**Written request**. Search the data for the string "JSON" and gather each line it is in.

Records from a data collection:
+-------+

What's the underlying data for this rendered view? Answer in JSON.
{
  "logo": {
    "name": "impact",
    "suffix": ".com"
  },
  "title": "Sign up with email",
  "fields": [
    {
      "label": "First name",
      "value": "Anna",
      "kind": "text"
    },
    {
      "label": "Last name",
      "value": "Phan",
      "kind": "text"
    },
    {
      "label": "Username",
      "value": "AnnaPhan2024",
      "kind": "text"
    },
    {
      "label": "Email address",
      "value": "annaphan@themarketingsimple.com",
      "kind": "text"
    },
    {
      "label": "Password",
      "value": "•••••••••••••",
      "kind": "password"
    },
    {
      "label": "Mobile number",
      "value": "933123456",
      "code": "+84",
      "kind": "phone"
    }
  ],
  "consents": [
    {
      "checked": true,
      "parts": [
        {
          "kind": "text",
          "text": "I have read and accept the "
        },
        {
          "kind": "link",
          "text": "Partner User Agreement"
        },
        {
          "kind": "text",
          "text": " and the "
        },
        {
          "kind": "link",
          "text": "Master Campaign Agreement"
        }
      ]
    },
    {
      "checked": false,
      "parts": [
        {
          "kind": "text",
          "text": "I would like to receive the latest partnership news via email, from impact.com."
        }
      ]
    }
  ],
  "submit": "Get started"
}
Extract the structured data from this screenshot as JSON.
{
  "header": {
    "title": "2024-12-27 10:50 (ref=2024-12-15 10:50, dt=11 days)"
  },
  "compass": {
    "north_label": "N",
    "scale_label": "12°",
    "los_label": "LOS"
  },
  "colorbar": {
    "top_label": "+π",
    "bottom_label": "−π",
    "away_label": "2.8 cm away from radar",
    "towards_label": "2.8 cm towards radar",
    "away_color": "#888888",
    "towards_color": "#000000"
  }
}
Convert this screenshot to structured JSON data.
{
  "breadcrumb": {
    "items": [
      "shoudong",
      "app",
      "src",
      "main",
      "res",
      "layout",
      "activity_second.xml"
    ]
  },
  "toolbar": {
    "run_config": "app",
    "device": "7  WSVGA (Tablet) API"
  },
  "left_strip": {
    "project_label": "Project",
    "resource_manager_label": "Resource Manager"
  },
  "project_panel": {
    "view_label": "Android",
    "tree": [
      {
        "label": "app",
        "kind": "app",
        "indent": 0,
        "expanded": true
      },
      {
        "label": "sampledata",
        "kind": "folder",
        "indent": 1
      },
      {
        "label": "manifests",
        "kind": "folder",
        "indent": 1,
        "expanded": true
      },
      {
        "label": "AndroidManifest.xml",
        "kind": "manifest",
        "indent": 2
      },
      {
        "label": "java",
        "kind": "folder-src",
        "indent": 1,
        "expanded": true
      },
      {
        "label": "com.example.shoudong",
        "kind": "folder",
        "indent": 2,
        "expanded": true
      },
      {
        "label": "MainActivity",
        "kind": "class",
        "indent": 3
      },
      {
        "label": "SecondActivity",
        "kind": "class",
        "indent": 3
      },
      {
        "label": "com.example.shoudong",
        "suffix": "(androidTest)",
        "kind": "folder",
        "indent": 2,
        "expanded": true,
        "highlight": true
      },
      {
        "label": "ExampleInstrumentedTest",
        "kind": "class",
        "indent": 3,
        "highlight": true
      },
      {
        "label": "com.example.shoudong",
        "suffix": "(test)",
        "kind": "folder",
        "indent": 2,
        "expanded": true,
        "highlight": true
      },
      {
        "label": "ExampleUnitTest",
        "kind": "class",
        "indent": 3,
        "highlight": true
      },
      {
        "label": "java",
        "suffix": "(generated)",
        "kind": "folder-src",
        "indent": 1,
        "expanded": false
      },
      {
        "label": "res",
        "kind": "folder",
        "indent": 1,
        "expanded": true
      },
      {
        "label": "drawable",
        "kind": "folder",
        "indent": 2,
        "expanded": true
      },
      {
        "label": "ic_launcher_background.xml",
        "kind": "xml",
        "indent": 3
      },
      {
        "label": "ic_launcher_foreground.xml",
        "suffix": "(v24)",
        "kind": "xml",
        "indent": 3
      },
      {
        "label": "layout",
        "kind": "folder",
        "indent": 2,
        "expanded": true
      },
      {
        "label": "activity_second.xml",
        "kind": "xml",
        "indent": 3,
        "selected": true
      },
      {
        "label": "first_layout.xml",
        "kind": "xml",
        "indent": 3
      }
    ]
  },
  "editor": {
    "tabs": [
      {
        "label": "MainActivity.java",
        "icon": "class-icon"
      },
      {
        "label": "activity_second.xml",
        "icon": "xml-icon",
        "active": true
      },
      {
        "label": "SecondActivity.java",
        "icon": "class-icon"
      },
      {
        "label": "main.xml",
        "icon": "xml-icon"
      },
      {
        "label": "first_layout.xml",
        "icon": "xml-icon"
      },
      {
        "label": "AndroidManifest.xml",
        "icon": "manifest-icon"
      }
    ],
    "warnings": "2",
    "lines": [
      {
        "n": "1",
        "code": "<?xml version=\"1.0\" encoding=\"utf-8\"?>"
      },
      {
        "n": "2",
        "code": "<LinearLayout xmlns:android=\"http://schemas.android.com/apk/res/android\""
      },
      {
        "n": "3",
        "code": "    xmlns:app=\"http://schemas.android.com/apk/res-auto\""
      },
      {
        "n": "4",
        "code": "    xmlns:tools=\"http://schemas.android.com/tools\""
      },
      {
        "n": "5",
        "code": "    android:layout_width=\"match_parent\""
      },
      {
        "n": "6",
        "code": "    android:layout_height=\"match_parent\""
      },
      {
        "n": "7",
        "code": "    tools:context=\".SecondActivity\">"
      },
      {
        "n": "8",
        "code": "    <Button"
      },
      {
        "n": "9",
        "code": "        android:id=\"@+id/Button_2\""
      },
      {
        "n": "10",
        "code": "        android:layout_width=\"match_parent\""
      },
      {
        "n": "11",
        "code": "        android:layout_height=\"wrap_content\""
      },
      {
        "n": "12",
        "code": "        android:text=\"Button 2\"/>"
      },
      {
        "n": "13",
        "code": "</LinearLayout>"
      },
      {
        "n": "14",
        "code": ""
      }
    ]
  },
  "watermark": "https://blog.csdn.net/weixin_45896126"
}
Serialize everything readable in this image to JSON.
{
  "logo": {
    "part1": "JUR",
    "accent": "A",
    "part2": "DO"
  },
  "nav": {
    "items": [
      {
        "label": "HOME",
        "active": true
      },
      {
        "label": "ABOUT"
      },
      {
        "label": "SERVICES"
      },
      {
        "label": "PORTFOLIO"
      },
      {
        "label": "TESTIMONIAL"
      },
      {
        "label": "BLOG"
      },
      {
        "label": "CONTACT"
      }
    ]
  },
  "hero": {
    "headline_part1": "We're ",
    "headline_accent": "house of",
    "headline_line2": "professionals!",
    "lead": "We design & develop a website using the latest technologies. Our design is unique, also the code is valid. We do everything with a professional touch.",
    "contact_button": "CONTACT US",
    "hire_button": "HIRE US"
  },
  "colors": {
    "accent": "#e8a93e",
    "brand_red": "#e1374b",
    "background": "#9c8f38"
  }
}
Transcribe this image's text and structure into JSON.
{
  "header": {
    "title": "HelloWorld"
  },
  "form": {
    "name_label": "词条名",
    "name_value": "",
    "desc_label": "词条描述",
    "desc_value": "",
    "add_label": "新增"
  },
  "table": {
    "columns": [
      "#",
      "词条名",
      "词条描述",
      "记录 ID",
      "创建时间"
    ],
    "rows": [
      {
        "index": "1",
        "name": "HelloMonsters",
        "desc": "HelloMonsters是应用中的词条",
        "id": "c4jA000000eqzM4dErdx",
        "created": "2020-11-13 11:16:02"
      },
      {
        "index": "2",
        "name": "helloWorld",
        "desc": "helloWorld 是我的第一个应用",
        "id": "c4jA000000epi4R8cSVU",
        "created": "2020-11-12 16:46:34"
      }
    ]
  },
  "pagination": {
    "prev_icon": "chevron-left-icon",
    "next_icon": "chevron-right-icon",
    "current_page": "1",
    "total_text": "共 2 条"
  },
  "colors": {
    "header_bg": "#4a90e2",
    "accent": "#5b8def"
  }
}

+-------+

**Result below**.
What's the underlying data for this rendered view? Answer in JSON.
Extract the structured data from this screenshot as JSON.
Convert this screenshot to structured JSON data.
Serialize everything readable in this image to JSON.
Transcribe this image's text and structure into JSON.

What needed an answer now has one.